Short problem » Give the number of lines that hold the string "voor". Nothing else is needed.

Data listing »
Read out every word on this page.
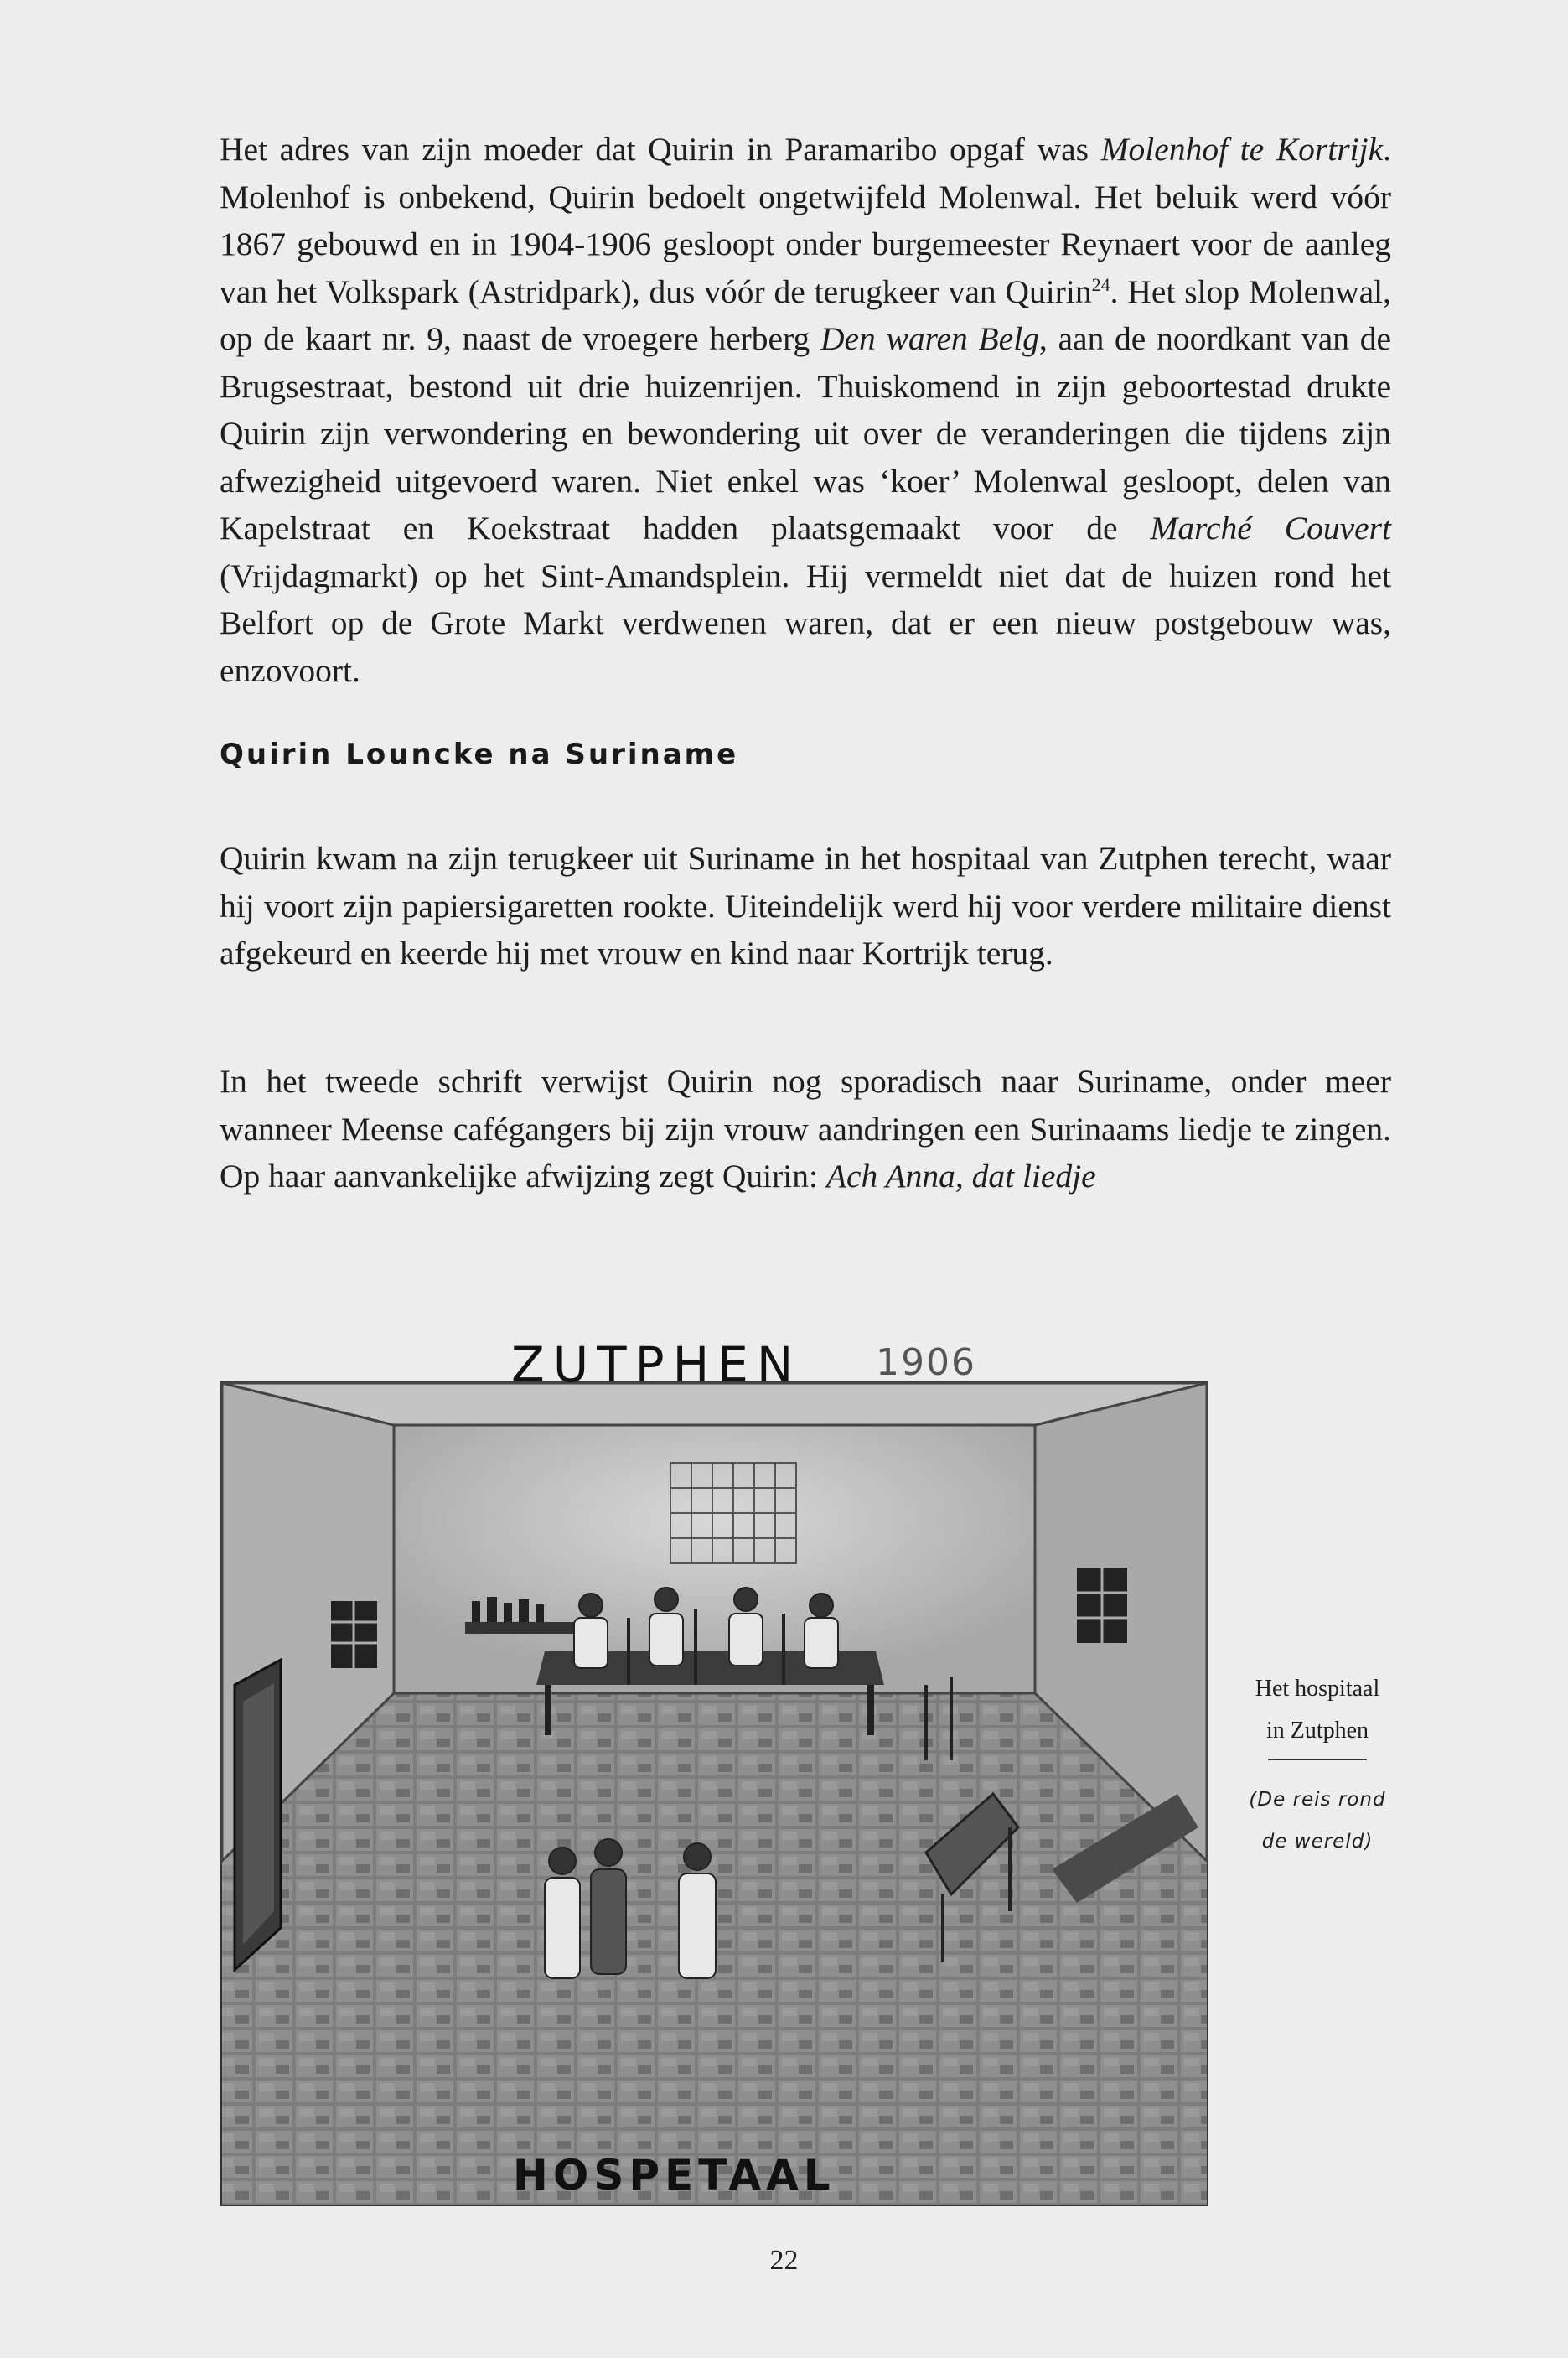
Het adres van zijn moeder dat Quirin in Paramaribo opgaf was Molenhof te Kortrijk. Molenhof is onbekend, Quirin bedoelt ongetwijfeld Molenwal. Het beluik werd vóór 1867 gebouwd en in 1904-1906 gesloopt onder burgemeester Reynaert voor de aanleg van het Volkspark (Astridpark), dus vóór de terugkeer van Quirin$^{24}$. Het slop Molenwal, op de kaart nr. 9, naast de vroegere herberg Den waren Belg, aan de noordkant van de Brugsestraat, bestond uit drie huizenrijen. Thuiskomend in zijn geboortestad drukte Quirin zijn verwondering en bewondering uit over de veranderingen die tijdens zijn afwezigheid uitgevoerd waren. Niet enkel was ‘koer’ Molenwal gesloopt, delen van Kapelstraat en Koekstraat hadden plaatsgemaakt voor de Marché Couvert (Vrijdagmarkt) op het Sint-Amandsplein. Hij vermeldt niet dat de huizen rond het Belfort op de Grote Markt verdwenen waren, dat er een nieuw postgebouw was, enzovoort.

Quirin Louncke na Suriname

Quirin kwam na zijn terugkeer uit Suriname in het hospitaal van Zutphen terecht, waar hij voort zijn papiersigaretten rookte. Uiteindelijk werd hij voor verdere militaire dienst afgekeurd en keerde hij met vrouw en kind naar Kortrijk terug.

In het tweede schrift verwijst Quirin nog sporadisch naar Suriname, onder meer wanneer Meense cafégangers bij zijn vrouw aandringen een Surinaams liedje te zingen. Op haar aanvankelijke afwijzing zegt Quirin: Ach Anna, dat liedje

ZUTPHEN 1906

HOSPETAAL

Het hospitaal
in Zutphen
(De reis rond
de wereld)

22
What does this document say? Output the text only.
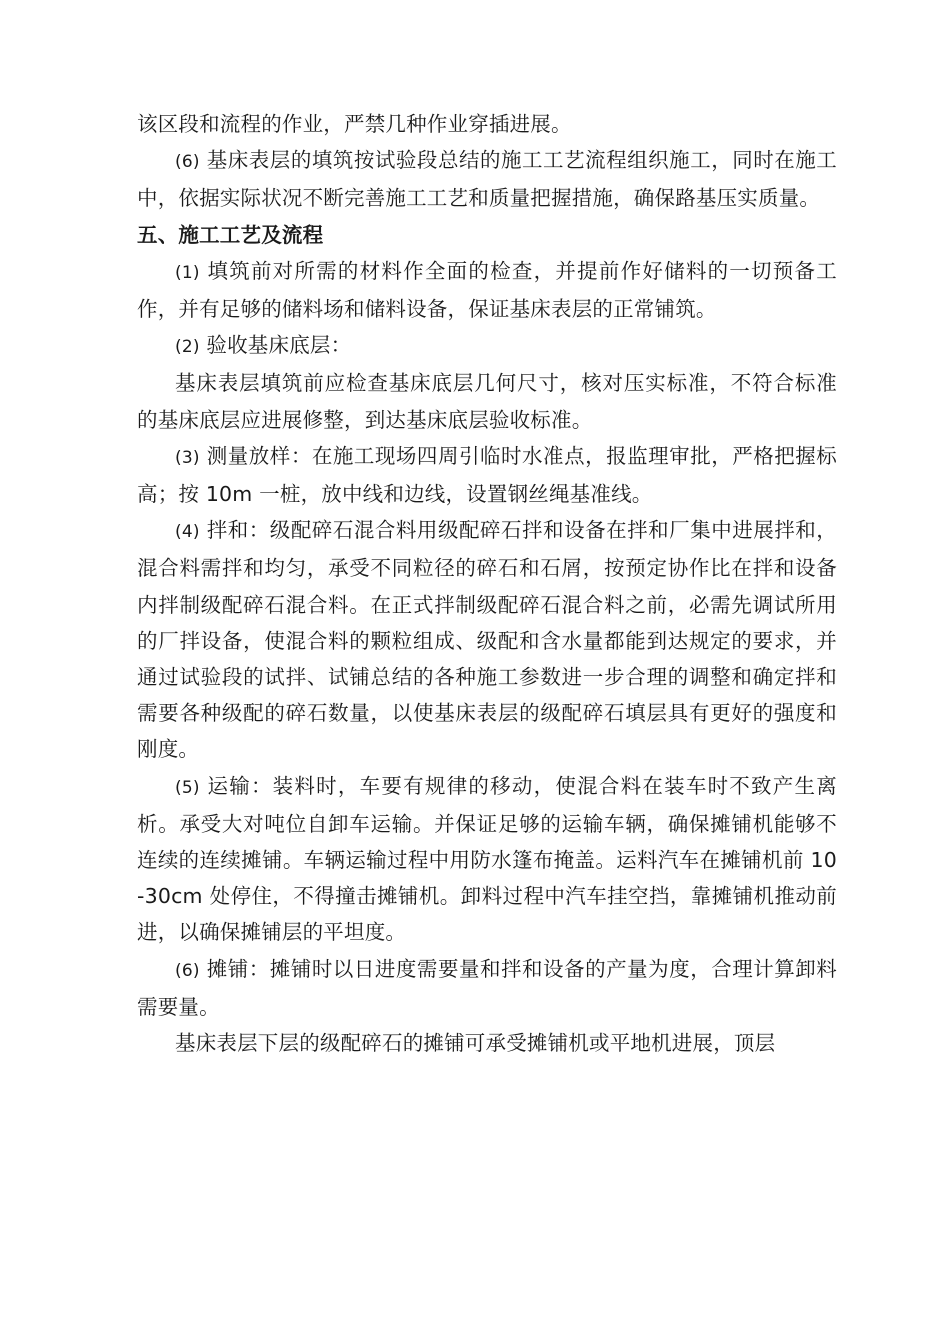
该区段和流程的作业，严禁几种作业穿插进展。

(6) 基床表层的填筑按试验段总结的施工工艺流程组织施工，同时在施工中，依据实际状况不断完善施工工艺和质量把握措施，确保路基压实质量。

五、施工工艺及流程

(1) 填筑前对所需的材料作全面的检查，并提前作好储料的一切预备工作，并有足够的储料场和储料设备，保证基床表层的正常铺筑。

(2) 验收基床底层：

基床表层填筑前应检查基床底层几何尺寸，核对压实标准，不符合标准的基床底层应进展修整，到达基床底层验收标准。

(3) 测量放样：在施工现场四周引临时水准点，报监理审批，严格把握标高；按 10m 一桩，放中线和边线，设置钢丝绳基准线。

(4) 拌和：级配碎石混合料用级配碎石拌和设备在拌和厂集中进展拌和，混合料需拌和均匀，承受不同粒径的碎石和石屑，按预定协作比在拌和设备内拌制级配碎石混合料。在正式拌制级配碎石混合料之前，必需先调试所用的厂拌设备，使混合料的颗粒组成、级配和含水量都能到达规定的要求，并通过试验段的试拌、试铺总结的各种施工参数进一步合理的调整和确定拌和需要各种级配的碎石数量，以使基床表层的级配碎石填层具有更好的强度和刚度。

(5) 运输：装料时，车要有规律的移动，使混合料在装车时不致产生离析。承受大对吨位自卸车运输。并保证足够的运输车辆，确保摊铺机能够不连续的连续摊铺。车辆运输过程中用防水篷布掩盖。运料汽车在摊铺机前 10-30cm 处停住，不得撞击摊铺机。卸料过程中汽车挂空挡，靠摊铺机推动前进，以确保摊铺层的平坦度。

(6) 摊铺：摊铺时以日进度需要量和拌和设备的产量为度，合理计算卸料需要量。

基床表层下层的级配碎石的摊铺可承受摊铺机或平地机进展，顶层
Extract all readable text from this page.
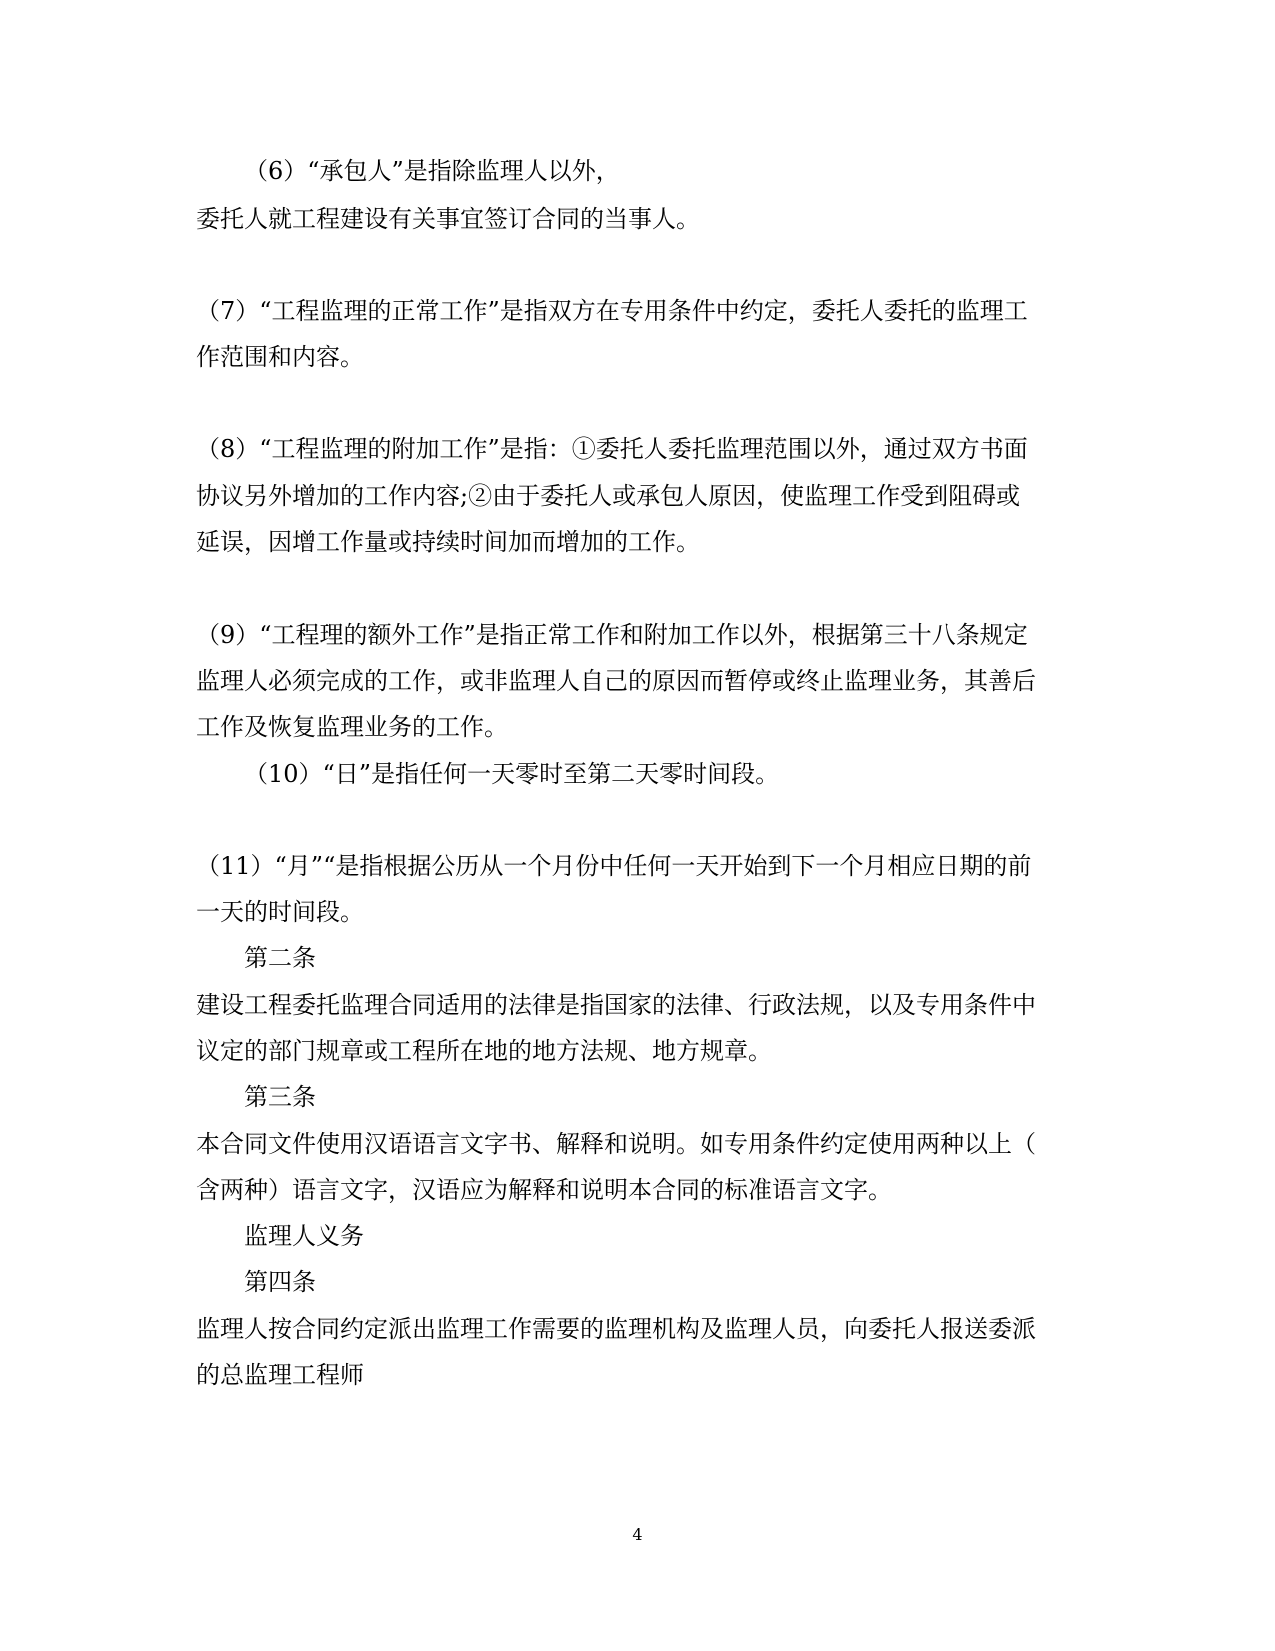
（6）“承包人”是指除监理人以外，
委托人就工程建设有关事宜签订合同的当事人。
（7）“工程监理的正常工作”是指双方在专用条件中约定，委托人委托的监理工
作范围和内容。
（8）“工程监理的附加工作”是指：①委托人委托监理范围以外，通过双方书面
协议另外增加的工作内容;②由于委托人或承包人原因，使监理工作受到阻碍或
延误，因增工作量或持续时间加而增加的工作。
（9）“工程理的额外工作”是指正常工作和附加工作以外，根据第三十八条规定
监理人必须完成的工作，或非监理人自己的原因而暂停或终止监理业务，其善后
工作及恢复监理业务的工作。
（10）“日”是指任何一天零时至第二天零时间段。
（11）“月”“是指根据公历从一个月份中任何一天开始到下一个月相应日期的前
一天的时间段。
第二条
建设工程委托监理合同适用的法律是指国家的法律、行政法规，以及专用条件中
议定的部门规章或工程所在地的地方法规、地方规章。
第三条
本合同文件使用汉语语言文字书、解释和说明。如专用条件约定使用两种以上（
含两种）语言文字，汉语应为解释和说明本合同的标准语言文字。
监理人义务
第四条
监理人按合同约定派出监理工作需要的监理机构及监理人员，向委托人报送委派
的总监理工程师
4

Task solution » 2